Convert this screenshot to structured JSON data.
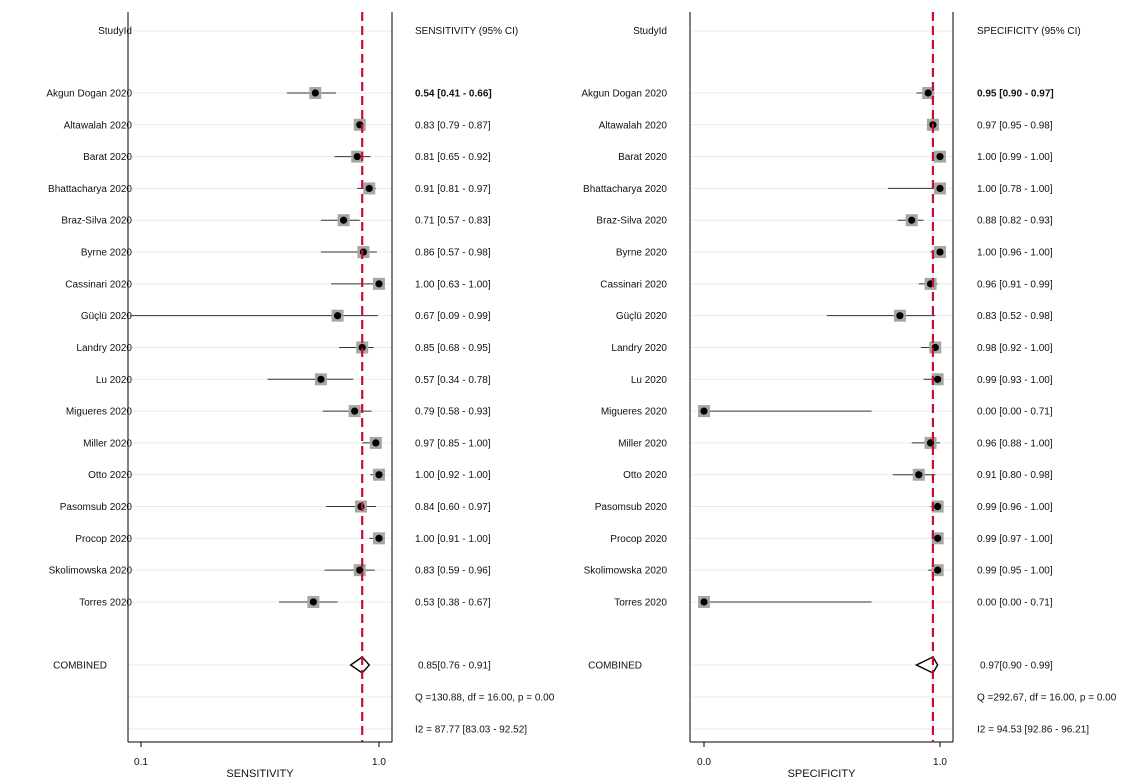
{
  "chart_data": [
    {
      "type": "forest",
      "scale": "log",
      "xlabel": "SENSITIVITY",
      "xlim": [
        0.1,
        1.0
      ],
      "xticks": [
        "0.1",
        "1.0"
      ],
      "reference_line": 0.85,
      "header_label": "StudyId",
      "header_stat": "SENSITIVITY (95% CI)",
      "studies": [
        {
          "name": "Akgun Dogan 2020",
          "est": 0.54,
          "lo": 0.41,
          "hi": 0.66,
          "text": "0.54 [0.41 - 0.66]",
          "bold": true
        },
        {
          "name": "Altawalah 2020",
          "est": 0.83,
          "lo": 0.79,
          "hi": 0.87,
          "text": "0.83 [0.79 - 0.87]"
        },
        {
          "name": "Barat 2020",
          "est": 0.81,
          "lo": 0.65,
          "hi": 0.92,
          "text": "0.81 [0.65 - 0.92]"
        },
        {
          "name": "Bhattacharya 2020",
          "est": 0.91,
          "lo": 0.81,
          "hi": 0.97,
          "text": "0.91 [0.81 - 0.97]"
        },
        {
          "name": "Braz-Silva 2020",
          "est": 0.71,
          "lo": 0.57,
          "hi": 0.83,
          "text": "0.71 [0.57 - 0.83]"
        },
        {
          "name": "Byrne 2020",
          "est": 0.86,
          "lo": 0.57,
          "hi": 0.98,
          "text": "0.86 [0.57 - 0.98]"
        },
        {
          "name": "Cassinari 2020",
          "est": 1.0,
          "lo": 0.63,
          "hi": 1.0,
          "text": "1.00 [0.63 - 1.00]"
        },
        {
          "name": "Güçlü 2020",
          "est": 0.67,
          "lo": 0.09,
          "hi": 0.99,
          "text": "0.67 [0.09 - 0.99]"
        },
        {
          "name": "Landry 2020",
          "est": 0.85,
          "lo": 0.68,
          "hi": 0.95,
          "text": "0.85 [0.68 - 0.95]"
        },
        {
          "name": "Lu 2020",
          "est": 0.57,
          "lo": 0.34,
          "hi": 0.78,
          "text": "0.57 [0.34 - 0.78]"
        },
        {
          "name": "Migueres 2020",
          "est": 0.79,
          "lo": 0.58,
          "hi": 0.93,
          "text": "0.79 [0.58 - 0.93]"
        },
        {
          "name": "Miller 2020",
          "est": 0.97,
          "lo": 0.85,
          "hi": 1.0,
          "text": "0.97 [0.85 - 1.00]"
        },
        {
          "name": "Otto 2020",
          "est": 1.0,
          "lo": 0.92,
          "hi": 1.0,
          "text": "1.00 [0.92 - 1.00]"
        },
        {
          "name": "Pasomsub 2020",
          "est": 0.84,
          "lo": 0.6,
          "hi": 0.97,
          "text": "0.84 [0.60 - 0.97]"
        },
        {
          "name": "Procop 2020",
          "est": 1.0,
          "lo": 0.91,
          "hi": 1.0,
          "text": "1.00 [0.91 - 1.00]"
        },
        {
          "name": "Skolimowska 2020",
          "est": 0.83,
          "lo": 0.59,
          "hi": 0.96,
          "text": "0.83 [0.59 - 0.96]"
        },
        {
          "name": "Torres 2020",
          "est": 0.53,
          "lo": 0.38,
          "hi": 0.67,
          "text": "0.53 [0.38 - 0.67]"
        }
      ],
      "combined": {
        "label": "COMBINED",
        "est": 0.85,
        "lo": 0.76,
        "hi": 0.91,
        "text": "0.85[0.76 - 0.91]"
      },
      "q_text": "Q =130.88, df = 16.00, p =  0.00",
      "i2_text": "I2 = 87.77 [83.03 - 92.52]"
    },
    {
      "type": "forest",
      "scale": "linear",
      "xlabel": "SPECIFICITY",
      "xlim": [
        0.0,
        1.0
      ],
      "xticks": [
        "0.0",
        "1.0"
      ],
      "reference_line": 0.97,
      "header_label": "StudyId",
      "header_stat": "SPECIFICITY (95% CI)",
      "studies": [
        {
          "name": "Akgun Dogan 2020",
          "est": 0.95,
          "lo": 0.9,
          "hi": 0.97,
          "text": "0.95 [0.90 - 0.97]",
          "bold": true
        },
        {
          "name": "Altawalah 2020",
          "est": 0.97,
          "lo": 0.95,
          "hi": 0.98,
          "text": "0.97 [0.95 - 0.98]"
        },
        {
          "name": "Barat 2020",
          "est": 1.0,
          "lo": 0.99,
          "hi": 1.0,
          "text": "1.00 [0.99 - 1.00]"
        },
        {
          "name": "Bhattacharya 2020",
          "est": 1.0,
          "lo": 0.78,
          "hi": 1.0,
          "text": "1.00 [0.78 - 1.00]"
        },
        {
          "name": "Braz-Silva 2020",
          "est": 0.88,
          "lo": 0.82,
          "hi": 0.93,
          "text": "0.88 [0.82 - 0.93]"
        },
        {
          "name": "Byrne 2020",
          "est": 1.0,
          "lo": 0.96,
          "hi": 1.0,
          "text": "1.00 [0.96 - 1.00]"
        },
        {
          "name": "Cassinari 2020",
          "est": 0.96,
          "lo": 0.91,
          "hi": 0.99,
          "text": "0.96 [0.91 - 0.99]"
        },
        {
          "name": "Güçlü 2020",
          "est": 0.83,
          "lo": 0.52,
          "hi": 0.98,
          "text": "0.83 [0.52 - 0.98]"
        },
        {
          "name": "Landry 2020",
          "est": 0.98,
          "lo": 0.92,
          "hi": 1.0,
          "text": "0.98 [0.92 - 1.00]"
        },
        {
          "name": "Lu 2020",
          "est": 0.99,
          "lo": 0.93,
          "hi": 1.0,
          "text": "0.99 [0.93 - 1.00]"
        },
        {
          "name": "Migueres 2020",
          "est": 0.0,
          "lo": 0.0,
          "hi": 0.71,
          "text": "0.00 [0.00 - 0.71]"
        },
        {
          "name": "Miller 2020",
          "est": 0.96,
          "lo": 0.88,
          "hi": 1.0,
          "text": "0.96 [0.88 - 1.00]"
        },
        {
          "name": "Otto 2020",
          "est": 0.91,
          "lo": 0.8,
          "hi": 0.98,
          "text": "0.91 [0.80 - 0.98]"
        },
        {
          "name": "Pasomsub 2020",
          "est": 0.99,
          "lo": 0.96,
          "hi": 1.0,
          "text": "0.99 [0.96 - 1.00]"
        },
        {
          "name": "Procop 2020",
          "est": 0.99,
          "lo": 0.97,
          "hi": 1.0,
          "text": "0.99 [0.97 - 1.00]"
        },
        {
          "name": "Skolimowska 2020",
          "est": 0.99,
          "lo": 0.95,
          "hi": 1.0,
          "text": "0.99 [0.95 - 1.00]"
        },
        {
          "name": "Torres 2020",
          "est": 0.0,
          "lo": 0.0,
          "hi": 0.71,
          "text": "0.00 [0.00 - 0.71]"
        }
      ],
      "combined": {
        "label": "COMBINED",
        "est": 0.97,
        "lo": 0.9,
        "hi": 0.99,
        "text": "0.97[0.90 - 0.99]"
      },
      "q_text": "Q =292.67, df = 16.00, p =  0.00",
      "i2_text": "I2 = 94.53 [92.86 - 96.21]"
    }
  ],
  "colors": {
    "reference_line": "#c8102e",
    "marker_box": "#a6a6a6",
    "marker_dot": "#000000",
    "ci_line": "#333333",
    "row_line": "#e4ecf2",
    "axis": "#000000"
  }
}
........
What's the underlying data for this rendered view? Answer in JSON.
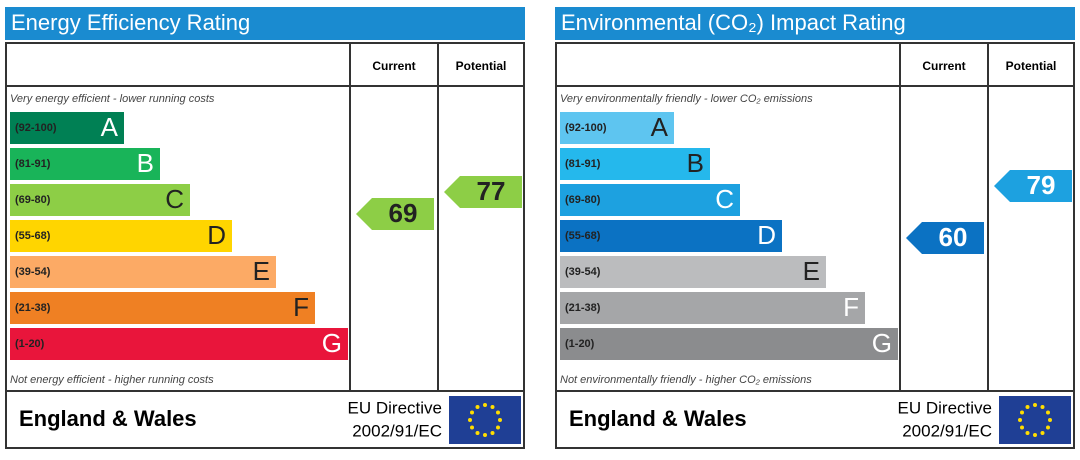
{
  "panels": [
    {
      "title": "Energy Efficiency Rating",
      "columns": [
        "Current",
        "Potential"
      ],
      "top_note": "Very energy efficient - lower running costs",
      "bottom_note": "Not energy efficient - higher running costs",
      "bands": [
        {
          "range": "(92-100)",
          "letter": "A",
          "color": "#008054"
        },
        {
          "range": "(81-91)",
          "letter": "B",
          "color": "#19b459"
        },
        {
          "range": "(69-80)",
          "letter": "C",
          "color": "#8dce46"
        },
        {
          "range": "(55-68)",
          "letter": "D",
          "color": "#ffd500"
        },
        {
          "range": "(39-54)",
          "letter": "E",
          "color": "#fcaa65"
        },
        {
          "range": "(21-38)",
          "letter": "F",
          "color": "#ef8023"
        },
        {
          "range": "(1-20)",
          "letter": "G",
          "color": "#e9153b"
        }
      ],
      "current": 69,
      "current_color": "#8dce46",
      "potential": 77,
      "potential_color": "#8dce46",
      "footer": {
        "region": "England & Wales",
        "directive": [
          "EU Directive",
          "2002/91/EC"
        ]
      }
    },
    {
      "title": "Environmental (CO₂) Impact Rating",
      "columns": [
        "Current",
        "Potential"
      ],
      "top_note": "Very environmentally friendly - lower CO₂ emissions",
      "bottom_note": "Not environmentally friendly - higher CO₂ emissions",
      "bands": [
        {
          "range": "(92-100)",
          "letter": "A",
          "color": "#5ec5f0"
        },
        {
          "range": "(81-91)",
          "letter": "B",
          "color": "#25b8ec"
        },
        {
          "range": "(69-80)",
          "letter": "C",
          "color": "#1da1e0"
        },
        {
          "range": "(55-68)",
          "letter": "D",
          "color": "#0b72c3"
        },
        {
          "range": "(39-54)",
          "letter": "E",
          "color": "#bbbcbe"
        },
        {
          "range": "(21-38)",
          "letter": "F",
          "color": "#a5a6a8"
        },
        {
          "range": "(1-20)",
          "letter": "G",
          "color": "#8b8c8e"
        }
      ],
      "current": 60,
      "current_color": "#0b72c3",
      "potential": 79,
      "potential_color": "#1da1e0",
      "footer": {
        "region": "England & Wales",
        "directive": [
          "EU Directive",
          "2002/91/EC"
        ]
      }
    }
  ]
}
........
- **REQUIRED TASK**: Search the preceding listing for the word "SPECIFICITY" and pull out every line that holds it.

- **RESULT OF THE EXERCISE**:
      "xlabel": "SPECIFICITY",
      "header_stat": "SPECIFICITY (95% CI)",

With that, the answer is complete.